[begin Data provided]

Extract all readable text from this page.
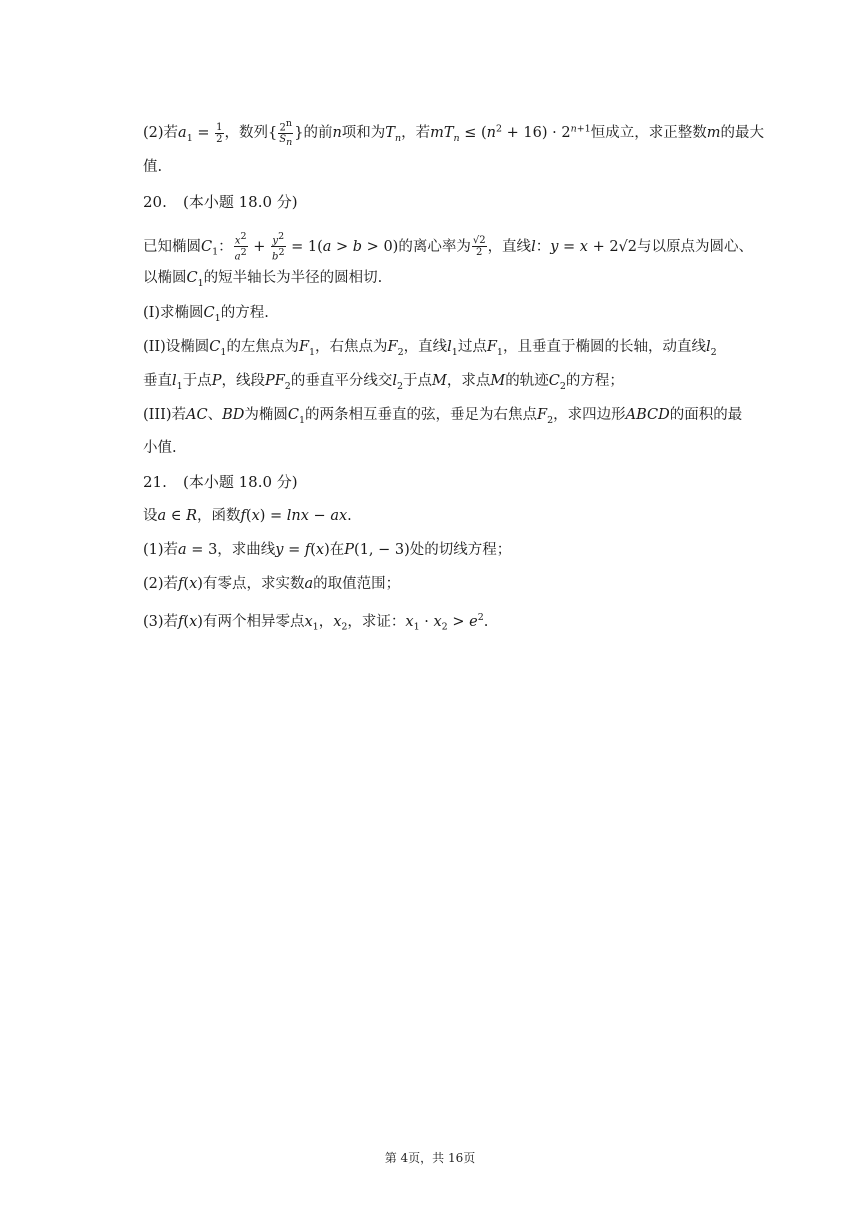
(2)若$a_1 = \frac{1}{2}$ ，数列{ $\frac{2^n}{S_n}$ }的前n项和为$T_n$，若$mT_n \le (n^2 + 16) \cdot 2^{n+1}$恒成立，求正整数m的最大
值.
20. (本小题 18.0 分)
已知椭圆$C_1$： $\frac{x^2}{a^2} + \frac{y^2}{b^2} = 1(a > b > 0)$的离心率为 $\frac{√2}{2}$ ，直线l：y = x + 2√2与以原点为圆心、
以椭圆$C_1$的短半轴长为半径的圆相切.
(I)求椭圆$C_1$的方程.
(II)设椭圆$C_1$的左焦点为$F_1$，右焦点为$F_2$，直线$l_1$过点$F_1$，且垂直于椭圆的长轴，动直线$l_2$
垂直$l_1$于点P，线段$PF_2$的垂直平分线交$l_2$于点M，求点M的轨迹$C_2$的方程；
(III)若AC、BD为椭圆$C_1$的两条相互垂直的弦，垂足为右焦点$F_2$，求四边形ABCD的面积的最
小值.
21. (本小题 18.0 分)
设a ∈ R，函数f(x) = lnx − ax.
(1)若a = 3，求曲线y = f(x)在P(1, − 3)处的切线方程；
(2)若f(x)有零点，求实数a的取值范围；
(3)若f(x)有两个相异零点$x_1$，$x_2$，求证：$x_1 \cdot x_2 > e^2$.
第 4页，共 16页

[end Data provided]

_Task instructions_:
List all lines where "frac" occurs.

_Complete response_:
(2)若$a_1 = \frac{1}{2}$ ，数列{ $\frac{2^n}{S_n}$ }的前n项和为$T_n$，若$mT_n \le (n^2 + 16) \cdot 2^{n+1}$恒成立，求正整数m的最大
已知椭圆$C_1$： $\frac{x^2}{a^2} + \frac{y^2}{b^2} = 1(a > b > 0)$的离心率为 $\frac{√2}{2}$ ，直线l：y = x + 2√2与以原点为圆心、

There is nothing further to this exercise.